Exercise instructions -
Print each of the items below line for line, changing nothing.

--- START OF Task inputs ---

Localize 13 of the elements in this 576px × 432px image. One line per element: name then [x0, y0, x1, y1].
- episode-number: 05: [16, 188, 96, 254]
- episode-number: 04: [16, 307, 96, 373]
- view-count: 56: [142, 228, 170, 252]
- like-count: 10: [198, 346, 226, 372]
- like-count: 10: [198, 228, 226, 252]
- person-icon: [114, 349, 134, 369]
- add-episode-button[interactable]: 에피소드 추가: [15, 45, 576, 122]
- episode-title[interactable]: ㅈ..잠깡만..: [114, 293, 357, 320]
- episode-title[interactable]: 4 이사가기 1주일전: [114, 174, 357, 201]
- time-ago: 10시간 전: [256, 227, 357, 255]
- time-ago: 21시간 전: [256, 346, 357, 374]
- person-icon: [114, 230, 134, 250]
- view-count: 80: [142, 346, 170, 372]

--- END OF Task inputs ---

Problem solution -
Localize 13 of the elements in this 576px × 432px image. One line per element: name then [x0, y0, x1, y1].
- episode-number: 05: [16, 188, 96, 254]
- episode-number: 04: [16, 307, 96, 373]
- view-count: 56: [142, 228, 170, 252]
- like-count: 10: [198, 346, 226, 372]
- like-count: 10: [198, 228, 226, 252]
- person-icon: [114, 349, 134, 369]
- add-episode-button[interactable]: 에피소드 추가: [15, 45, 576, 122]
- episode-title[interactable]: ㅈ..잠깡만..: [114, 293, 357, 320]
- episode-title[interactable]: 4 이사가기 1주일전: [114, 174, 357, 201]
- time-ago: 10시간 전: [256, 227, 357, 255]
- time-ago: 21시간 전: [256, 346, 357, 374]
- person-icon: [114, 230, 134, 250]
- view-count: 80: [142, 346, 170, 372]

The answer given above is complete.